WORK TO DO: In the records that follow, locate every line with "音声ファイルをアップロードする" and extract it.
• • •
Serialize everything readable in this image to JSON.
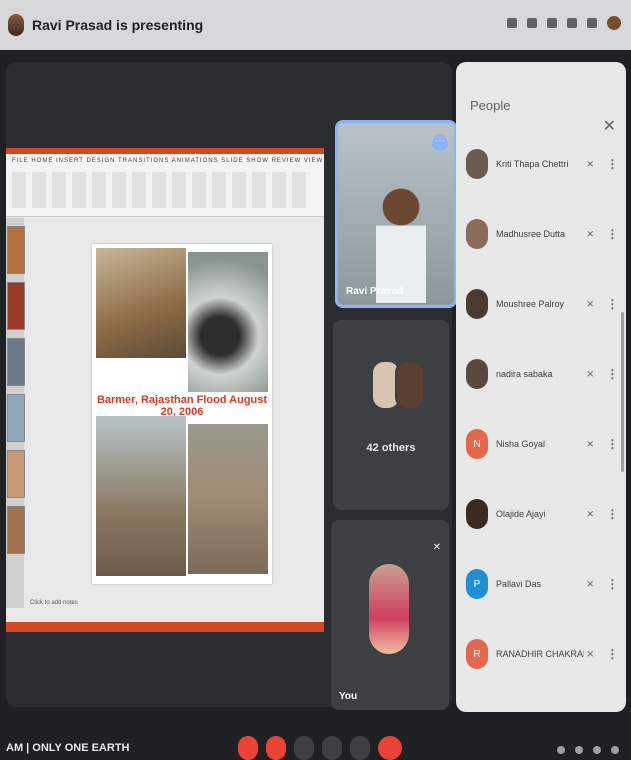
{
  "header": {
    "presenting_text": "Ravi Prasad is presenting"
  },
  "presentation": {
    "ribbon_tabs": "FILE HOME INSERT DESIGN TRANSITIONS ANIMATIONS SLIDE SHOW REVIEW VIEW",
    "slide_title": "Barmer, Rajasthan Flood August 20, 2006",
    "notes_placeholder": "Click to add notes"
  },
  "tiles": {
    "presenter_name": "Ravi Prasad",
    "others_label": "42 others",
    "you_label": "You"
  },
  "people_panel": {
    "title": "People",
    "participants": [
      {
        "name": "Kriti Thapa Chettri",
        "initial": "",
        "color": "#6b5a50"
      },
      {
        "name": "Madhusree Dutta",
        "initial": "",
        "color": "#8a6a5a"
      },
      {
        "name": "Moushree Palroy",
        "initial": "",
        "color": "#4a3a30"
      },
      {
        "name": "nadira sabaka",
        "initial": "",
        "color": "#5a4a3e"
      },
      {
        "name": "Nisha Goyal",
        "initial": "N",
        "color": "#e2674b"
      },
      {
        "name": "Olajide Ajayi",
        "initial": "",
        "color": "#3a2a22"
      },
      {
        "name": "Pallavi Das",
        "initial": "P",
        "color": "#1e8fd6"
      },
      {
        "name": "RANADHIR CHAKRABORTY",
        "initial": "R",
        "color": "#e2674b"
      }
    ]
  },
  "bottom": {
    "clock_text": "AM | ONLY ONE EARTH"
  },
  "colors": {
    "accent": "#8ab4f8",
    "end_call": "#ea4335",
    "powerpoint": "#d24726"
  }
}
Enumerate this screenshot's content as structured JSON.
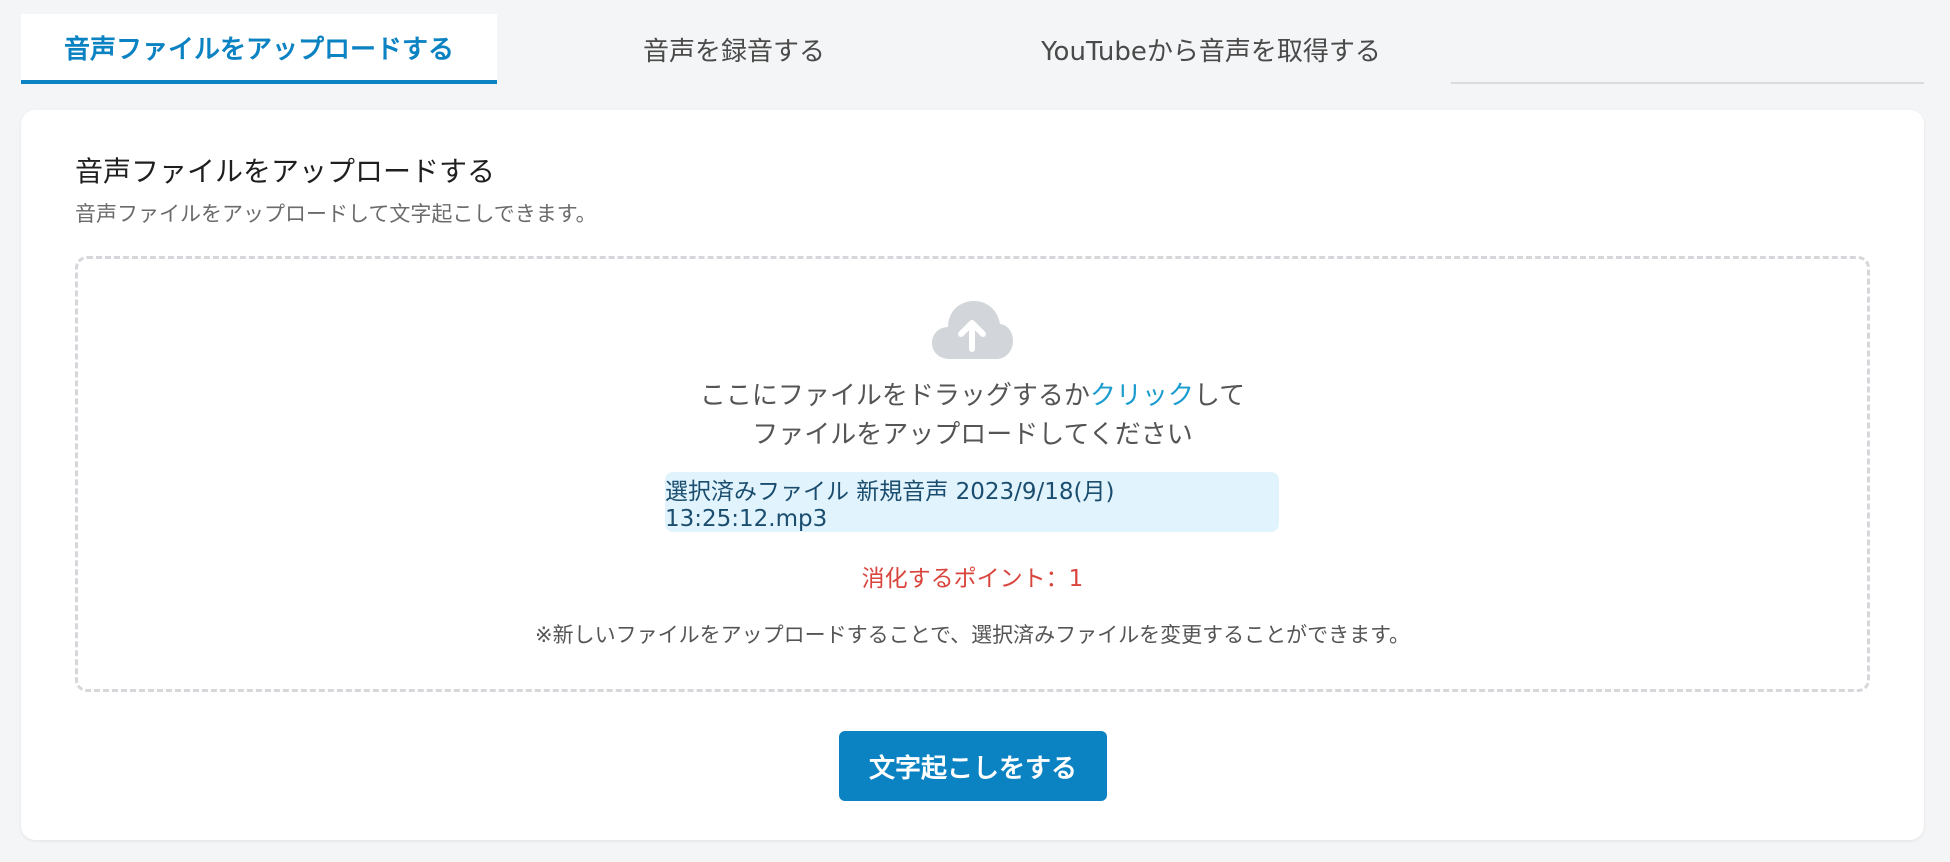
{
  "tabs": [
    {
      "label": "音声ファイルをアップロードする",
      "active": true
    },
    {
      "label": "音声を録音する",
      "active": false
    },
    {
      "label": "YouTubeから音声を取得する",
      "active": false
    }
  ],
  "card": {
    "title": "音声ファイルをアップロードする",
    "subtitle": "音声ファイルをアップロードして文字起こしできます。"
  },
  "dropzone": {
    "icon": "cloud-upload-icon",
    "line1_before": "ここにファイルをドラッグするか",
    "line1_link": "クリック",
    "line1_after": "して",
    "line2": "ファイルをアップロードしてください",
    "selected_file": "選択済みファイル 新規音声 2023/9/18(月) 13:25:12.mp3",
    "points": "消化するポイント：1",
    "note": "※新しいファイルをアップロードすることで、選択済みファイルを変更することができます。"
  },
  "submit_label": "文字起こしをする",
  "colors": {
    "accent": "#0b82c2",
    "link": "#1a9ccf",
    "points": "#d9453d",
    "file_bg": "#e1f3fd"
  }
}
• • •
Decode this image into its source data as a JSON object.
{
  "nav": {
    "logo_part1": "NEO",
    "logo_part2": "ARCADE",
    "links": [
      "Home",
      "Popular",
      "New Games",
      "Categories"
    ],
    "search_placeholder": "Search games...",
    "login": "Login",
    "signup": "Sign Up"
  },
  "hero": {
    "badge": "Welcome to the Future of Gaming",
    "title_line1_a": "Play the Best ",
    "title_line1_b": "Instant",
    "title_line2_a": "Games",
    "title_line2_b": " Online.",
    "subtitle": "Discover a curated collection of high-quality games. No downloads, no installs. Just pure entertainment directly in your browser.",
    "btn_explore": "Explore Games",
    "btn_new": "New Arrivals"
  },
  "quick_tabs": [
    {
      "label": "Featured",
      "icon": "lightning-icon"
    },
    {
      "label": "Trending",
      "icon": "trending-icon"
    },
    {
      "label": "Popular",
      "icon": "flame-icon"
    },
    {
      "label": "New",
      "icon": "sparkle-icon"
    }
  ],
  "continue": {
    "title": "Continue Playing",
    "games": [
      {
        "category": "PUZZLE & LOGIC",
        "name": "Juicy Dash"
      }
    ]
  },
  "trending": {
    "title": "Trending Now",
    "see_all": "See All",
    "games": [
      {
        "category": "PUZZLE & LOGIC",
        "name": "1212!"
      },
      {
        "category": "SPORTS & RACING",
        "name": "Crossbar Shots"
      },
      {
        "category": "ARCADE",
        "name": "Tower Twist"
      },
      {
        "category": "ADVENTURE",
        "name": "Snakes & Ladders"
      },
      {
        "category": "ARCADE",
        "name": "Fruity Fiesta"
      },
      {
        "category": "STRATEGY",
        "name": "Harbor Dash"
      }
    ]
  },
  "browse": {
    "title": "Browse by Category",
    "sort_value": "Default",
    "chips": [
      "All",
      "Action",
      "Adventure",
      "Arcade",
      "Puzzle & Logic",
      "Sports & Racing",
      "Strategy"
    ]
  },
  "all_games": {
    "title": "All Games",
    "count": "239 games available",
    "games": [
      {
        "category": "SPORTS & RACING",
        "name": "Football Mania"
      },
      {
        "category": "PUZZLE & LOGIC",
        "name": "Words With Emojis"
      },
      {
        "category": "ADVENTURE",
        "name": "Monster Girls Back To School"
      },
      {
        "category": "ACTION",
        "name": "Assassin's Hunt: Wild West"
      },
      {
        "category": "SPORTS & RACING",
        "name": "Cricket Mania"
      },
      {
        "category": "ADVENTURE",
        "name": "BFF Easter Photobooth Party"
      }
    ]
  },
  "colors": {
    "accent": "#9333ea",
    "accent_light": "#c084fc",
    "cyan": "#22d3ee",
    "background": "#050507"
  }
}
• • •
FINAL RESULT:
      "label": "音声ファイルをアップロードする",
    "title": "音声ファイルをアップロードする",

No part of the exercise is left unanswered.